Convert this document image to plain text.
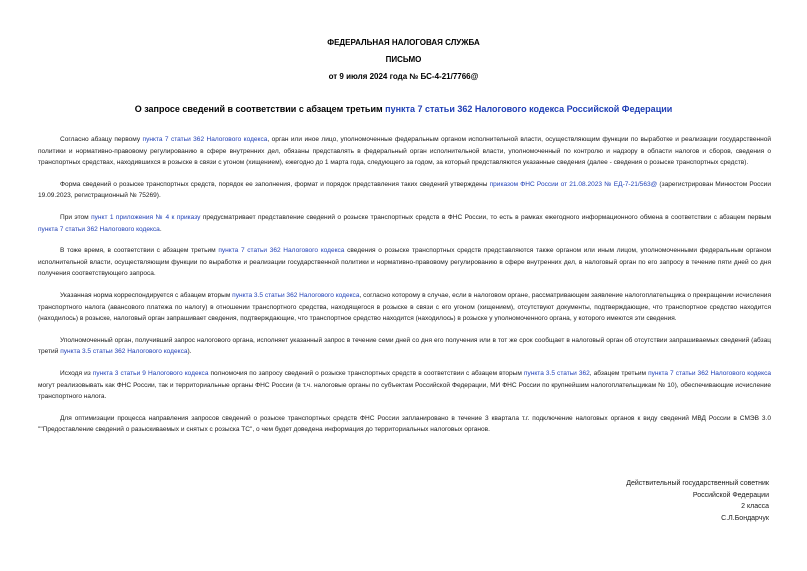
ФЕДЕРАЛЬНАЯ НАЛОГОВАЯ СЛУЖБА

ПИСЬМО

от 9 июля 2024 года № БС-4-21/7766@

О запросе сведений в соответствии с абзацем третьим пункта 7 статьи 362 Налогового кодекса Российской Федерации

Согласно абзацу первому пункта 7 статьи 362 Налогового кодекса, орган или иное лицо, уполномоченные федеральным органом исполнительной власти, осуществляющим функции по выработке и реализации государственной политики и нормативно-правовому регулированию в сфере внутренних дел, обязаны представлять в федеральный орган исполнительной власти, уполномоченный по контролю и надзору в области налогов и сборов, сведения о транспортных средствах, находившихся в розыске в связи с угоном (хищением), ежегодно до 1 марта года, следующего за годом, за который представляются указанные сведения (далее - сведения о розыске транспортных средств).

Форма сведений о розыске транспортных средств, порядок ее заполнения, формат и порядок представления таких сведений утверждены приказом ФНС России от 21.08.2023 № ЕД-7-21/563@ (зарегистрирован Минюстом России 19.09.2023, регистрационный № 75269).

При этом пункт 1 приложения № 4 к приказу предусматривает представление сведений о розыске транспортных средств в ФНС России, то есть в рамках ежегодного информационного обмена в соответствии с абзацем первым пункта 7 статьи 362 Налогового кодекса.

В тоже время, в соответствии с абзацем третьим пункта 7 статьи 362 Налогового кодекса сведения о розыске транспортных средств представляются также органом или иным лицом, уполномоченными федеральным органом исполнительной власти, осуществляющим функции по выработке и реализации государственной политики и нормативно-правовому регулированию в сфере внутренних дел, в налоговый орган по его запросу в течение пяти дней со дня получения соответствующего запроса.

Указанная норма корреспондируется с абзацем вторым пункта 3.5 статьи 362 Налогового кодекса, согласно которому в случае, если в налоговом органе, рассматривающем заявление налогоплательщика о прекращении исчисления транспортного налога (авансового платежа по налогу) в отношении транспортного средства, находящегося в розыске в связи с его угоном (хищением), отсутствуют документы, подтверждающие, что транспортное средство находится (находилось) в розыске, налоговый орган запрашивает сведения, подтверждающие, что транспортное средство находится (находилось) в розыске у уполномоченного органа, у которого имеются эти сведения.

Уполномоченный орган, получивший запрос налогового органа, исполняет указанный запрос в течение семи дней со дня его получения или в тот же срок сообщает в налоговый орган об отсутствии запрашиваемых сведений (абзац третий пункта 3.5 статьи 362 Налогового кодекса).

Исходя из пункта 3 статьи 9 Налогового кодекса полномочия по запросу сведений о розыске транспортных средств в соответствии с абзацем вторым пункта 3.5 статьи 362, абзацем третьим пункта 7 статьи 362 Налогового кодекса могут реализовывать как ФНС России, так и территориальные органы ФНС России (в т.ч. налоговые органы по субъектам Российской Федерации, МИ ФНС России по крупнейшим налогоплательщикам № 10), обеспечивающие исчисление транспортного налога.

Для оптимизации процесса направления запросов сведений о розыске транспортных средств ФНС России запланировано в течение 3 квартала т.г. подключение налоговых органов к виду сведений МВД России в СМЭВ 3.0 ""Предоставление сведений о разыскиваемых и снятых с розыска ТС", о чем будет доведена информация до территориальных налоговых органов.

Действительный государственный советник
Российской Федерации
2 класса
С.Л.Бондарчук
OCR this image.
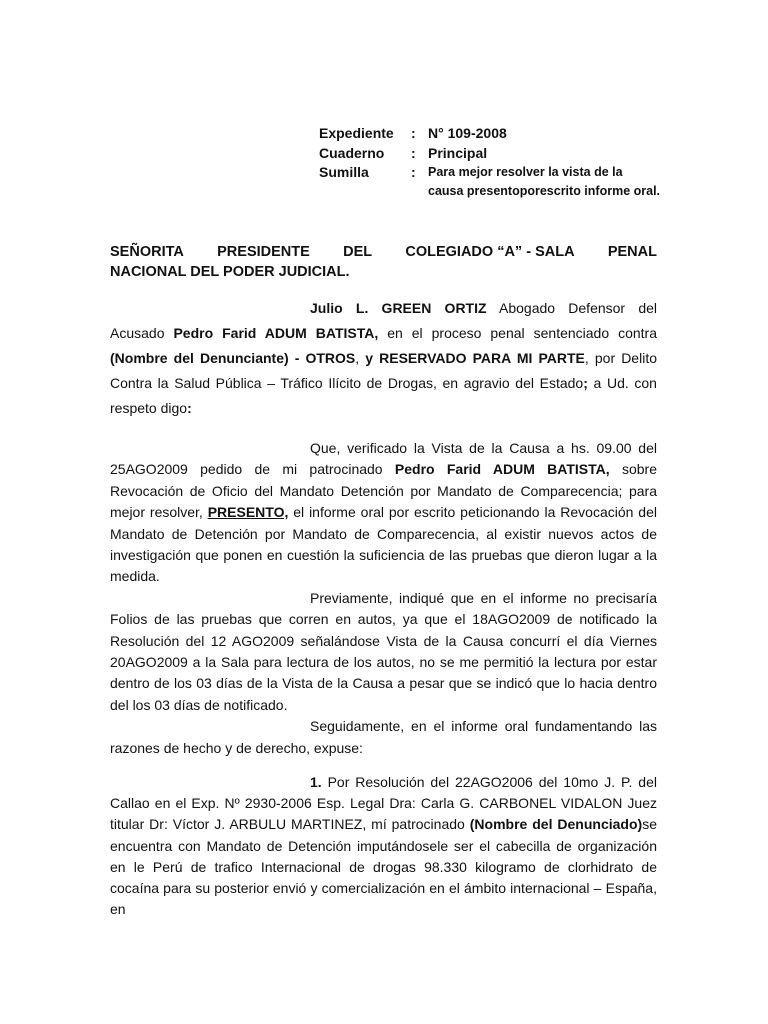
Expediente	: N° 109-2008
Cuaderno	: Principal
Sumilla	: Para mejor resolver la vista de la causa presentoporescrito informe oral.
SEÑORITA PRESIDENTE DEL COLEGIADO “A” - SALA PENAL
NACIONAL DEL PODER JUDICIAL.

Julio L. GREEN ORTIZ Abogado Defensor del Acusado Pedro Farid ADUM BATISTA, en el proceso penal sentenciado contra (Nombre del Denunciante) - OTROS, y RESERVADO PARA MI PARTE, por Delito Contra la Salud Pública – Tráfico Ilícito de Drogas, en agravio del Estado; a Ud. con respeto digo:

Que, verificado la Vista de la Causa a hs. 09.00 del 25AGO2009 pedido de mi patrocinado Pedro Farid ADUM BATISTA, sobre Revocación de Oficio del Mandato Detención por Mandato de Comparecencia; para mejor resolver, PRESENTO, el informe oral por escrito peticionando la Revocación del Mandato de Detención por Mandato de Comparecencia, al existir nuevos actos de investigación que ponen en cuestión la suficiencia de las pruebas que dieron lugar a la medida.

Previamente, indiqué que en el informe no precisaría Folios de las pruebas que corren en autos, ya que el 18AGO2009 de notificado la Resolución del 12 AGO2009 señalándose Vista de la Causa concurrí el día Viernes 20AGO2009 a la Sala para lectura de los autos, no se me permitió la lectura por estar dentro de los 03 días de la Vista de la Causa a pesar que se indicó que lo hacia dentro del los 03 días de notificado.

Seguidamente, en el informe oral fundamentando las razones de hecho y de derecho, expuse:

1. Por Resolución del 22AGO2006 del 10mo J. P. del Callao en el Exp. Nº 2930-2006 Esp. Legal Dra: Carla G. CARBONEL VIDALON Juez titular Dr: Víctor J. ARBULU MARTINEZ, mí patrocinado (Nombre del Denunciado)se encuentra con Mandato de Detención imputándosele ser el cabecilla de organización en le Perú de trafico Internacional de drogas 98.330 kilogramo de clorhidrato de cocaína para su posterior envió y comercialización en el ámbito internacional – España, en
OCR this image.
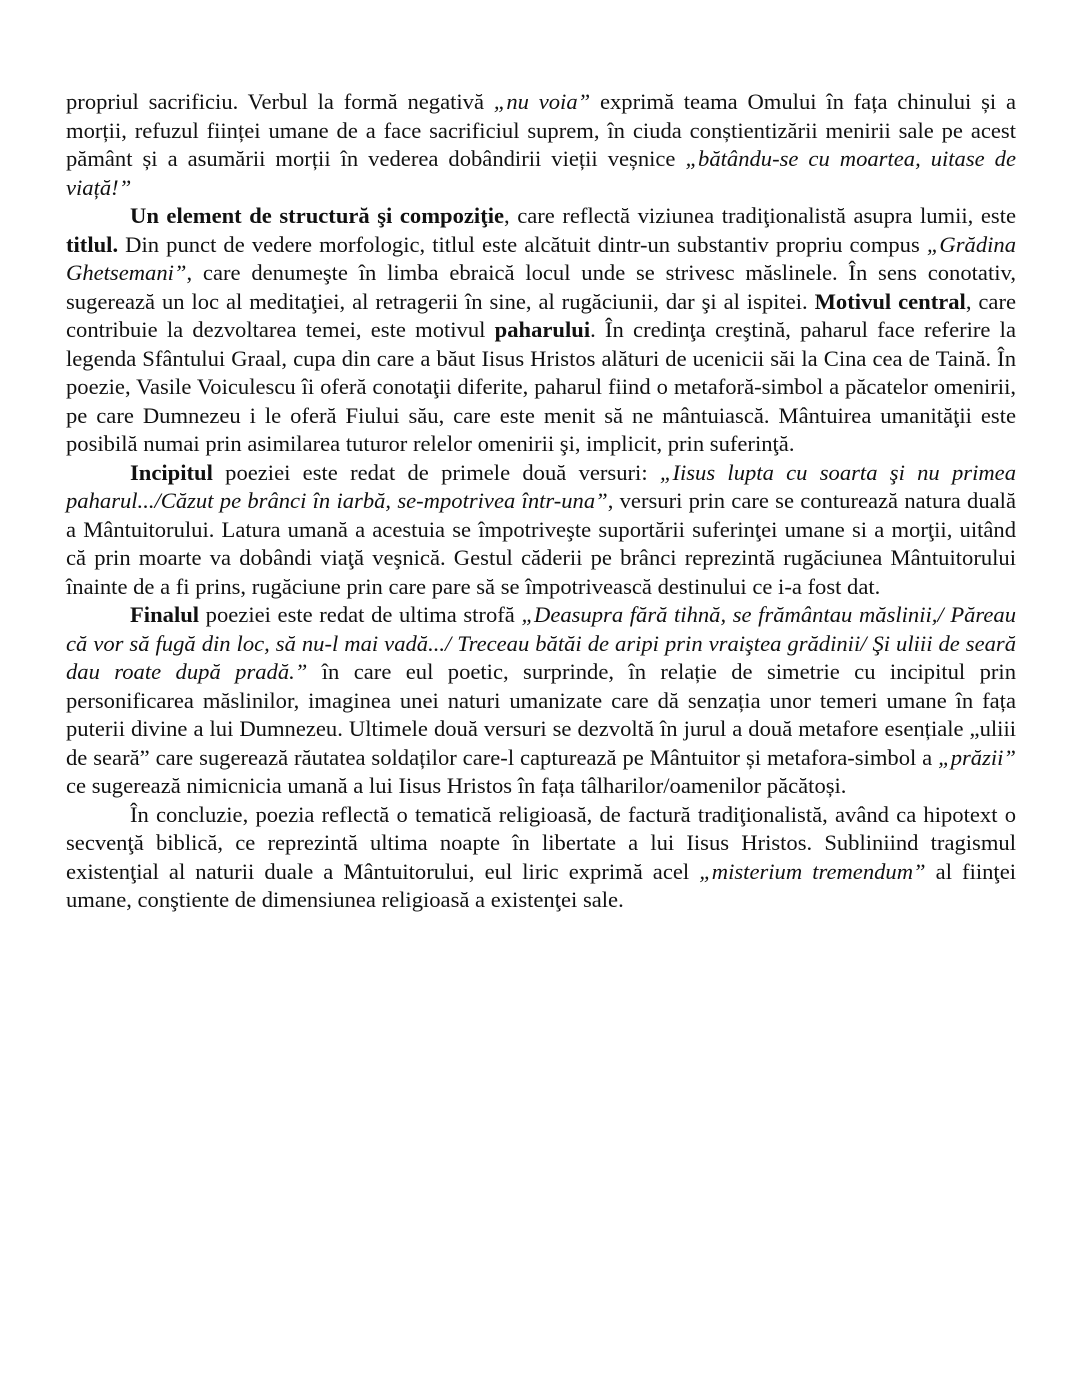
propriul sacrificiu. Verbul la formă negativă „nu voia” exprimă teama Omului în fața chinului și a morții, refuzul ființei umane de a face sacrificiul suprem, în ciuda conștientizării menirii sale pe acest pământ și a asumării morții în vederea dobândirii vieții veșnice „bătându-se cu moartea, uitase de viață!”

Un element de structură şi compoziţie, care reflectă viziunea tradiţionalistă asupra lumii, este titlul. Din punct de vedere morfologic, titlul este alcătuit dintr-un substantiv propriu compus „Grădina Ghetsemani”, care denumeşte în limba ebraică locul unde se strivesc măslinele. În sens conotativ, sugerează un loc al meditaţiei, al retragerii în sine, al rugăciunii, dar şi al ispitei. Motivul central, care contribuie la dezvoltarea temei, este motivul paharului. În credinţa creştină, paharul face referire la legenda Sfântului Graal, cupa din care a băut Iisus Hristos alături de ucenicii săi la Cina cea de Taină. În poezie, Vasile Voiculescu îi oferă conotaţii diferite, paharul fiind o metaforă-simbol a păcatelor omenirii, pe care Dumnezeu i le oferă Fiului său, care este menit să ne mântuiască. Mântuirea umanităţii este posibilă numai prin asimilarea tuturor relelor omenirii şi, implicit, prin suferinţă.

Incipitul poeziei este redat de primele două versuri: „Iisus lupta cu soarta şi nu primea paharul.../Căzut pe brânci în iarbă, se-mpotrivea într-una”, versuri prin care se conturează natura duală a Mântuitorului. Latura umană a acestuia se împotriveşte suportării suferinţei umane si a morţii, uitând că prin moarte va dobândi viaţă veşnică. Gestul căderii pe brânci reprezintă rugăciunea Mântuitorului înainte de a fi prins, rugăciune prin care pare să se împotrivească destinului ce i-a fost dat.

Finalul poeziei este redat de ultima strofă „Deasupra fără tihnă, se frământau măslinii,/ Păreau că vor să fugă din loc, să nu-l mai vadă.../ Treceau bătăi de aripi prin vraiştea grădinii/ Şi uliii de seară dau roate după pradă.” în care eul poetic, surprinde, în relație de simetrie cu incipitul prin personificarea măslinilor, imaginea unei naturi umanizate care dă senzația unor temeri umane în fața puterii divine a lui Dumnezeu. Ultimele două versuri se dezvoltă în jurul a două metafore esențiale „uliii de seară” care sugerează răutatea soldaților care-l capturează pe Mântuitor și metafora-simbol a „prăzii” ce sugerează nimicnicia umană a lui Iisus Hristos în fața tâlharilor/oamenilor păcătoși.

În concluzie, poezia reflectă o tematică religioasă, de factură tradiţionalistă, având ca hipotext o secvenţă biblică, ce reprezintă ultima noapte în libertate a lui Iisus Hristos. Subliniind tragismul existenţial al naturii duale a Mântuitorului, eul liric exprimă acel „misterium tremendum” al fiinţei umane, conştiente de dimensiunea religioasă a existenţei sale.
===============
§ **What is expected**: In the entries above, identify each line that includes the string "представляются", then copy it.

§ **Exercise answer**:
Согласно абзацу первому пункта 7 статьи 362 Налогового кодекса, орган или иное лицо, уполномоченные федеральным органом исполнительной власти, осуществляющим функции по выработке и реализации государственной политики и нормативно-правовому регулированию в сфере внутренних дел, обязаны представлять в федеральный орган исполнительной власти, уполномоченный по контролю и надзору в области налогов и сборов, сведения о транспортных средствах, находившихся в розыске в связи с угоном (хищением), ежегодно до 1 марта года, следующего за годом, за который представляются указанные сведения (далее - сведения о розыске транспортных средств).
В тоже время, в соответствии с абзацем третьим пункта 7 статьи 362 Налогового кодекса сведения о розыске транспортных средств представляются также органом или иным лицом, уполномоченными федеральным органом исполнительной власти, осуществляющим функции по выработке и реализации государственной политики и нормативно-правовому регулированию в сфере внутренних дел, в налоговый орган по его запросу в течение пяти дней со дня получения соответствующего запроса.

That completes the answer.